■ Consigne ■
Pouvez-vous recopier à l’identique, dans le texte sur les homophones grammaticaux, le passage qui commence par les mots « S’il est une » et se termine par « cette confusion ? » ?

■ Texte du document ■

Comment orthographier les homophones grammaticaux ?

S’il est une erreur fréquemment rencontrée dans les copies, c’est bien celle de la confusion entre des mots différents, tant du point de vue du sens que de celui de l’orthographe, et qui pourtant se prononcent de façon identique : il s’agit des homophones. La difficulté est d’autant plus grande que ces mots sont généralement très fréquents : on et ont, sont et son, à et a, sans oublier la série c’est, s’est, ces, ses, sais, sait. Comment aider les élèves à ne plus faire ces erreurs ? Telle sera ma réflexion d’aujourd’hui.

Pourquoi cette confusion ?

Lorsque les élèves apprennent à lire et à écrire, ils associent les sons qu’ils entendent avec les lettres qu’on leur montre. Ils font progressivement le lien entre l’univers connu de l’oral et le monde nouveau de l’écrit, à travers une série de correspondances. Je pense que cela les conduit à l’idée, inexacte mais sans doute nécessaire dans un premier temps, qu’à un son correspond une lettre ou un groupe de lettres. Or, l’existence même des homophones prouve que la prononciation d’un mot n’est pas toujours une aide suffisante pour être capable de l’orthographier.

Les homophones, sources inévitables de confusions

Pour le dire autrement, si l’on ne s’arme que d’outils grapho-phonétiques, on ne peut résoudre la question des homophones. Savoir qu’un mot se prononce [sé] ne suffit pas à savoir s’il faut l’écrire ces, ses, c’est, s’est ou encore sais ou sait. Les élèves doivent donc prendre conscience de la nécessité de recourir à des outils lexicaux (passer par le sens) et grammaticaux (passer par la syntaxe).

Pour le dire encore autrement, un élève qui écrirait, par exemple, « Sophie ses très bien c’est leçons », manque d’outils lexicaux et grammaticaux pour identifier le verbe savoir et le déterminant « ses ». Il est donc impossible de prétendre enseigner la non-confusion entre les homophones si un travail préalable n’a pas été conduit, pour fournir à l’élève ces outils.

■ Documents fournis ■
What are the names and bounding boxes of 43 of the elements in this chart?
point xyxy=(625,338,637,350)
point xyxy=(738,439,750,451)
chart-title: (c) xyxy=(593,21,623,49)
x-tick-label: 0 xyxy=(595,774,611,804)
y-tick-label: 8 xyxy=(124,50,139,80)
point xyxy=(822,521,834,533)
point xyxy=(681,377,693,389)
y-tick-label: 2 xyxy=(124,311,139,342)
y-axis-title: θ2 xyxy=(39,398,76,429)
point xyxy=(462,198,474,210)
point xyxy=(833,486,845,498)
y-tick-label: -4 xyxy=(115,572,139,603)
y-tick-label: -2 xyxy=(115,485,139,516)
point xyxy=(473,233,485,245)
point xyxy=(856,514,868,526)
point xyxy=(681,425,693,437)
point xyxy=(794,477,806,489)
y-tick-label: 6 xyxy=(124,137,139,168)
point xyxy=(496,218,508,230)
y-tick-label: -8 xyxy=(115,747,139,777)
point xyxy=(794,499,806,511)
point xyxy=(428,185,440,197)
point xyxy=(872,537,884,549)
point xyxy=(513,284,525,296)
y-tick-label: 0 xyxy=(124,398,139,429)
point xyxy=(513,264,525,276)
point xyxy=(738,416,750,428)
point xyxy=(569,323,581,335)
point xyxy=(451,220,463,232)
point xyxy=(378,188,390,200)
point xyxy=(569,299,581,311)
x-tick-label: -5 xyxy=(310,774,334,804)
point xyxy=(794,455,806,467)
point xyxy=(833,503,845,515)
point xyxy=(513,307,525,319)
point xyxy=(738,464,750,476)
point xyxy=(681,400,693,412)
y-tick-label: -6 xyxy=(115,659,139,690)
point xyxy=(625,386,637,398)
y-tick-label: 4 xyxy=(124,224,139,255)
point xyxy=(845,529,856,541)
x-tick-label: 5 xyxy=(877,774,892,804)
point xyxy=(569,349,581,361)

■ Réponse attendue ■
S’il est une erreur fréquemment rencontrée dans les copies, c’est bien celle de la confusion entre des mots différents, tant du point de vue du sens que de celui de l’orthographe, et qui pourtant se prononcent de façon identique : il s’agit des homophones. La difficulté est d’autant plus grande que ces mots sont généralement très fréquents : on et ont, sont et son, à et a, sans oublier la série c’est, s’est, ces, ses, sais, sait. Comment aider les élèves à ne plus faire ces erreurs ? Telle sera ma réflexion d’aujourd’hui.

Pourquoi cette confusion ?